Work to be completed – Print each line exactly as it is given.

════════════════════

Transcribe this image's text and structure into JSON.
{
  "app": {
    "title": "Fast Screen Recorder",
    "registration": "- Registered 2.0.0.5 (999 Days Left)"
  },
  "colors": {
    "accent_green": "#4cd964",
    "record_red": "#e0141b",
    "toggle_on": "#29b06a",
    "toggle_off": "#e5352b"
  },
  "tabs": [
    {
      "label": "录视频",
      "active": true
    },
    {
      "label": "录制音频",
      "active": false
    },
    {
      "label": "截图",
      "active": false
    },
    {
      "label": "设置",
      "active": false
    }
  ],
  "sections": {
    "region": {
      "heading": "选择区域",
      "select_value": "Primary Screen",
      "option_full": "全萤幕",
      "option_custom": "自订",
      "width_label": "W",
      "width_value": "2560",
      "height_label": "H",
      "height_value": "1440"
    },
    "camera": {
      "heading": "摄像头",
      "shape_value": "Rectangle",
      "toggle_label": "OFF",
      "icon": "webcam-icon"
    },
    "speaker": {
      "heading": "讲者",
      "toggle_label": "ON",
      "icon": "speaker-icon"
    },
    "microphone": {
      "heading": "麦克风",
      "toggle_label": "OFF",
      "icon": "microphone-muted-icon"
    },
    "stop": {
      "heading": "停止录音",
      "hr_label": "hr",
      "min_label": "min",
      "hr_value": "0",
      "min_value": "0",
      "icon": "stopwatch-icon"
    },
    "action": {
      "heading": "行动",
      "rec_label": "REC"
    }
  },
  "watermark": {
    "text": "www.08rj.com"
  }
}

════════════════════

Exercise answer –
Transcribe this image's text and structure into JSON.
{
  "app": {
    "title": "Fast Screen Recorder",
    "registration": "- Registered 2.0.0.5 (999 Days Left)"
  },
  "colors": {
    "accent_green": "#4cd964",
    "record_red": "#e0141b",
    "toggle_on": "#29b06a",
    "toggle_off": "#e5352b"
  },
  "tabs": [
    {
      "label": "录视频",
      "active": true
    },
    {
      "label": "录制音频",
      "active": false
    },
    {
      "label": "截图",
      "active": false
    },
    {
      "label": "设置",
      "active": false
    }
  ],
  "sections": {
    "region": {
      "heading": "选择区域",
      "select_value": "Primary Screen",
      "option_full": "全萤幕",
      "option_custom": "自订",
      "width_label": "W",
      "width_value": "2560",
      "height_label": "H",
      "height_value": "1440"
    },
    "camera": {
      "heading": "摄像头",
      "shape_value": "Rectangle",
      "toggle_label": "OFF",
      "icon": "webcam-icon"
    },
    "speaker": {
      "heading": "讲者",
      "toggle_label": "ON",
      "icon": "speaker-icon"
    },
    "microphone": {
      "heading": "麦克风",
      "toggle_label": "OFF",
      "icon": "microphone-muted-icon"
    },
    "stop": {
      "heading": "停止录音",
      "hr_label": "hr",
      "min_label": "min",
      "hr_value": "0",
      "min_value": "0",
      "icon": "stopwatch-icon"
    },
    "action": {
      "heading": "行动",
      "rec_label": "REC"
    }
  },
  "watermark": {
    "text": "www.08rj.com"
  }
}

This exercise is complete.